» Records to process
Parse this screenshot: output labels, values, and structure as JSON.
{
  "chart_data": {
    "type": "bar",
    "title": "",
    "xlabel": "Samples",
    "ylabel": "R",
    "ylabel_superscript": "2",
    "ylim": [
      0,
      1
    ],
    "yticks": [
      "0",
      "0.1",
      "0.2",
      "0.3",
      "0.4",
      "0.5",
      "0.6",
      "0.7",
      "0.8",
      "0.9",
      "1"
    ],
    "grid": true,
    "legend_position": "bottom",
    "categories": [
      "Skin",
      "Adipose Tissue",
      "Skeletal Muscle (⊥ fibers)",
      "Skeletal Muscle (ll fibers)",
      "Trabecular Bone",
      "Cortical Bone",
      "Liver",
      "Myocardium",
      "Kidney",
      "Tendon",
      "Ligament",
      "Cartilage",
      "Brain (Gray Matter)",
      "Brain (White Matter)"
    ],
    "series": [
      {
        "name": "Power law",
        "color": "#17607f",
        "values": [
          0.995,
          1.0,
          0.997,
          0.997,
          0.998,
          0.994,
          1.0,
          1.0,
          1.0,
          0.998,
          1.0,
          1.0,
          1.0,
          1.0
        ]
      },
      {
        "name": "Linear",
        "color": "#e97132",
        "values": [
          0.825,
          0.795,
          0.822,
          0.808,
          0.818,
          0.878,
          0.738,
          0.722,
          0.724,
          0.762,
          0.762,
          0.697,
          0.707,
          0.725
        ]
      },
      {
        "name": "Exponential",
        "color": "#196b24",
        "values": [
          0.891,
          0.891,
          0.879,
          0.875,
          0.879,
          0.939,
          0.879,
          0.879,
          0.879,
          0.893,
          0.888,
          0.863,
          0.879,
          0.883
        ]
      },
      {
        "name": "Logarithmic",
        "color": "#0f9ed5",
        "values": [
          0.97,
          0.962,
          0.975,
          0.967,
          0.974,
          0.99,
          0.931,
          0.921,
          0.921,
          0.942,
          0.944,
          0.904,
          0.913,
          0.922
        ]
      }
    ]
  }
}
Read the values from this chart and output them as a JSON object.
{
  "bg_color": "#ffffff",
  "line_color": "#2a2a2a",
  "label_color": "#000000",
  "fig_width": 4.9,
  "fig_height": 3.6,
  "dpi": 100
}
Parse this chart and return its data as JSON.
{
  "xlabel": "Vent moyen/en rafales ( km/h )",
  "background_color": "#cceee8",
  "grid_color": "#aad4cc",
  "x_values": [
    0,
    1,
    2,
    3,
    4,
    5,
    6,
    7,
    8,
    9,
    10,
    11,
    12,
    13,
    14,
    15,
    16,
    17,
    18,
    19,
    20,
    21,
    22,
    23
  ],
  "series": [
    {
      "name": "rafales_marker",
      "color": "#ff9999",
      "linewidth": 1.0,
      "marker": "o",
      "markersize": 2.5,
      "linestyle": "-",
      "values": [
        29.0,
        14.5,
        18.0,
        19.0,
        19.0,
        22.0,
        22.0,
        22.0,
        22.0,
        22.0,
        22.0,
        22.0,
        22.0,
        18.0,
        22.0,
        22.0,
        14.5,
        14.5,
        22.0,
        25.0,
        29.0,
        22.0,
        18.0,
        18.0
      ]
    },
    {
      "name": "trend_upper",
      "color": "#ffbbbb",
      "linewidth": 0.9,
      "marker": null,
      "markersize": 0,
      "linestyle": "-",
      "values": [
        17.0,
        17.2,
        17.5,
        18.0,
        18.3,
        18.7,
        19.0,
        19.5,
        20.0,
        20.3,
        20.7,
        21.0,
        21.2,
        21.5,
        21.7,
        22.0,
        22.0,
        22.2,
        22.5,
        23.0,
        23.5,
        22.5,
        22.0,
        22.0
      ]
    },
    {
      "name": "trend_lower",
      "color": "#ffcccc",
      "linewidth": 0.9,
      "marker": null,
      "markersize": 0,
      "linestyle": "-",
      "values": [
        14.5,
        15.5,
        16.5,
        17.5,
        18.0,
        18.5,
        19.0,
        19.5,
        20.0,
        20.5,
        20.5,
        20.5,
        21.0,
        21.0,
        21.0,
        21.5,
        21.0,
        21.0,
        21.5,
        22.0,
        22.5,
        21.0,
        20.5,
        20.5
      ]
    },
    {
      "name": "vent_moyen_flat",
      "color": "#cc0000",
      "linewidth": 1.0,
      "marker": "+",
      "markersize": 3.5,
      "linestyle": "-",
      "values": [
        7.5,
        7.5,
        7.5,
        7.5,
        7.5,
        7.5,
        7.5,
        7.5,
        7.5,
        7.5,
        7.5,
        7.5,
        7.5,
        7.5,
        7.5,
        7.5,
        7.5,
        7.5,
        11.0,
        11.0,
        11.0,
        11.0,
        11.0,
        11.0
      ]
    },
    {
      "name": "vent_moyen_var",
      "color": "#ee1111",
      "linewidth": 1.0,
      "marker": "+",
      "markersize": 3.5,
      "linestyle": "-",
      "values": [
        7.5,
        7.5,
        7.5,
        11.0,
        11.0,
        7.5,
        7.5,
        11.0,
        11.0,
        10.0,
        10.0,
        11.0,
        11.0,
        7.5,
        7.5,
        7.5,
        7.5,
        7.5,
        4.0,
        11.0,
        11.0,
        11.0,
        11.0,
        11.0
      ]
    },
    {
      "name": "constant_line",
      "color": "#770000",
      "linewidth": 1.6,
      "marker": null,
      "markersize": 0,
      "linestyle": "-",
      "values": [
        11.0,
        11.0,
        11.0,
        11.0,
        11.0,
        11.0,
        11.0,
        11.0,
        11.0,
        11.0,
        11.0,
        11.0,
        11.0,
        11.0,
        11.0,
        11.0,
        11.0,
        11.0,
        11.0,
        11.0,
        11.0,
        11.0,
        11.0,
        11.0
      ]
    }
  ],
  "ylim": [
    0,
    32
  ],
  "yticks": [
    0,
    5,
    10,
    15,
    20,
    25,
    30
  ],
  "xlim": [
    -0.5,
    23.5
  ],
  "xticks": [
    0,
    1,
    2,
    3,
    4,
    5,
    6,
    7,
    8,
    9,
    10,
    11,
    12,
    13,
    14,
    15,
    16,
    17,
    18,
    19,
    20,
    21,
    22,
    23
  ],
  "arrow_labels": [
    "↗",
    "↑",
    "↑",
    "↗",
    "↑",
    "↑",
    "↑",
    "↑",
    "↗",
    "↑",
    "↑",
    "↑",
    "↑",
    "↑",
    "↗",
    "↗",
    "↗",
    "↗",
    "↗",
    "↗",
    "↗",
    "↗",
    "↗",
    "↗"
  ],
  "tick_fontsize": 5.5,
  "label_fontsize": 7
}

» Short exercise
Go through the listing and copy all of it exactly.

» Task result
Parse this screenshot: output labels, values, and structure as JSON.
{
  "chart_data": {
    "type": "bar",
    "title": "",
    "xlabel": "Samples",
    "ylabel": "R",
    "ylabel_superscript": "2",
    "ylim": [
      0,
      1
    ],
    "yticks": [
      "0",
      "0.1",
      "0.2",
      "0.3",
      "0.4",
      "0.5",
      "0.6",
      "0.7",
      "0.8",
      "0.9",
      "1"
    ],
    "grid": true,
    "legend_position": "bottom",
    "categories": [
      "Skin",
      "Adipose Tissue",
      "Skeletal Muscle (⊥ fibers)",
      "Skeletal Muscle (ll fibers)",
      "Trabecular Bone",
      "Cortical Bone",
      "Liver",
      "Myocardium",
      "Kidney",
      "Tendon",
      "Ligament",
      "Cartilage",
      "Brain (Gray Matter)",
      "Brain (White Matter)"
    ],
    "series": [
      {
        "name": "Power law",
        "color": "#17607f",
        "values": [
          0.995,
          1.0,
          0.997,
          0.997,
          0.998,
          0.994,
          1.0,
          1.0,
          1.0,
          0.998,
          1.0,
          1.0,
          1.0,
          1.0
        ]
      },
      {
        "name": "Linear",
        "color": "#e97132",
        "values": [
          0.825,
          0.795,
          0.822,
          0.808,
          0.818,
          0.878,
          0.738,
          0.722,
          0.724,
          0.762,
          0.762,
          0.697,
          0.707,
          0.725
        ]
      },
      {
        "name": "Exponential",
        "color": "#196b24",
        "values": [
          0.891,
          0.891,
          0.879,
          0.875,
          0.879,
          0.939,
          0.879,
          0.879,
          0.879,
          0.893,
          0.888,
          0.863,
          0.879,
          0.883
        ]
      },
      {
        "name": "Logarithmic",
        "color": "#0f9ed5",
        "values": [
          0.97,
          0.962,
          0.975,
          0.967,
          0.974,
          0.99,
          0.931,
          0.921,
          0.921,
          0.942,
          0.944,
          0.904,
          0.913,
          0.922
        ]
      }
    ]
  }
}
Read the values from this chart and output them as a JSON object.
{
  "bg_color": "#ffffff",
  "line_color": "#2a2a2a",
  "label_color": "#000000",
  "fig_width": 4.9,
  "fig_height": 3.6,
  "dpi": 100
}
Parse this chart and return its data as JSON.
{
  "xlabel": "Vent moyen/en rafales ( km/h )",
  "background_color": "#cceee8",
  "grid_color": "#aad4cc",
  "x_values": [
    0,
    1,
    2,
    3,
    4,
    5,
    6,
    7,
    8,
    9,
    10,
    11,
    12,
    13,
    14,
    15,
    16,
    17,
    18,
    19,
    20,
    21,
    22,
    23
  ],
  "series": [
    {
      "name": "rafales_marker",
      "color": "#ff9999",
      "linewidth": 1.0,
      "marker": "o",
      "markersize": 2.5,
      "linestyle": "-",
      "values": [
        29.0,
        14.5,
        18.0,
        19.0,
        19.0,
        22.0,
        22.0,
        22.0,
        22.0,
        22.0,
        22.0,
        22.0,
        22.0,
        18.0,
        22.0,
        22.0,
        14.5,
        14.5,
        22.0,
        25.0,
        29.0,
        22.0,
        18.0,
        18.0
      ]
    },
    {
      "name": "trend_upper",
      "color": "#ffbbbb",
      "linewidth": 0.9,
      "marker": null,
      "markersize": 0,
      "linestyle": "-",
      "values": [
        17.0,
        17.2,
        17.5,
        18.0,
        18.3,
        18.7,
        19.0,
        19.5,
        20.0,
        20.3,
        20.7,
        21.0,
        21.2,
        21.5,
        21.7,
        22.0,
        22.0,
        22.2,
        22.5,
        23.0,
        23.5,
        22.5,
        22.0,
        22.0
      ]
    },
    {
      "name": "trend_lower",
      "color": "#ffcccc",
      "linewidth": 0.9,
      "marker": null,
      "markersize": 0,
      "linestyle": "-",
      "values": [
        14.5,
        15.5,
        16.5,
        17.5,
        18.0,
        18.5,
        19.0,
        19.5,
        20.0,
        20.5,
        20.5,
        20.5,
        21.0,
        21.0,
        21.0,
        21.5,
        21.0,
        21.0,
        21.5,
        22.0,
        22.5,
        21.0,
        20.5,
        20.5
      ]
    },
    {
      "name": "vent_moyen_flat",
      "color": "#cc0000",
      "linewidth": 1.0,
      "marker": "+",
      "markersize": 3.5,
      "linestyle": "-",
      "values": [
        7.5,
        7.5,
        7.5,
        7.5,
        7.5,
        7.5,
        7.5,
        7.5,
        7.5,
        7.5,
        7.5,
        7.5,
        7.5,
        7.5,
        7.5,
        7.5,
        7.5,
        7.5,
        11.0,
        11.0,
        11.0,
        11.0,
        11.0,
        11.0
      ]
    },
    {
      "name": "vent_moyen_var",
      "color": "#ee1111",
      "linewidth": 1.0,
      "marker": "+",
      "markersize": 3.5,
      "linestyle": "-",
      "values": [
        7.5,
        7.5,
        7.5,
        11.0,
        11.0,
        7.5,
        7.5,
        11.0,
        11.0,
        10.0,
        10.0,
        11.0,
        11.0,
        7.5,
        7.5,
        7.5,
        7.5,
        7.5,
        4.0,
        11.0,
        11.0,
        11.0,
        11.0,
        11.0
      ]
    },
    {
      "name": "constant_line",
      "color": "#770000",
      "linewidth": 1.6,
      "marker": null,
      "markersize": 0,
      "linestyle": "-",
      "values": [
        11.0,
        11.0,
        11.0,
        11.0,
        11.0,
        11.0,
        11.0,
        11.0,
        11.0,
        11.0,
        11.0,
        11.0,
        11.0,
        11.0,
        11.0,
        11.0,
        11.0,
        11.0,
        11.0,
        11.0,
        11.0,
        11.0,
        11.0,
        11.0
      ]
    }
  ],
  "ylim": [
    0,
    32
  ],
  "yticks": [
    0,
    5,
    10,
    15,
    20,
    25,
    30
  ],
  "xlim": [
    -0.5,
    23.5
  ],
  "xticks": [
    0,
    1,
    2,
    3,
    4,
    5,
    6,
    7,
    8,
    9,
    10,
    11,
    12,
    13,
    14,
    15,
    16,
    17,
    18,
    19,
    20,
    21,
    22,
    23
  ],
  "arrow_labels": [
    "↗",
    "↑",
    "↑",
    "↗",
    "↑",
    "↑",
    "↑",
    "↑",
    "↗",
    "↑",
    "↑",
    "↑",
    "↑",
    "↑",
    "↗",
    "↗",
    "↗",
    "↗",
    "↗",
    "↗",
    "↗",
    "↗",
    "↗",
    "↗"
  ],
  "tick_fontsize": 5.5,
  "label_fontsize": 7
}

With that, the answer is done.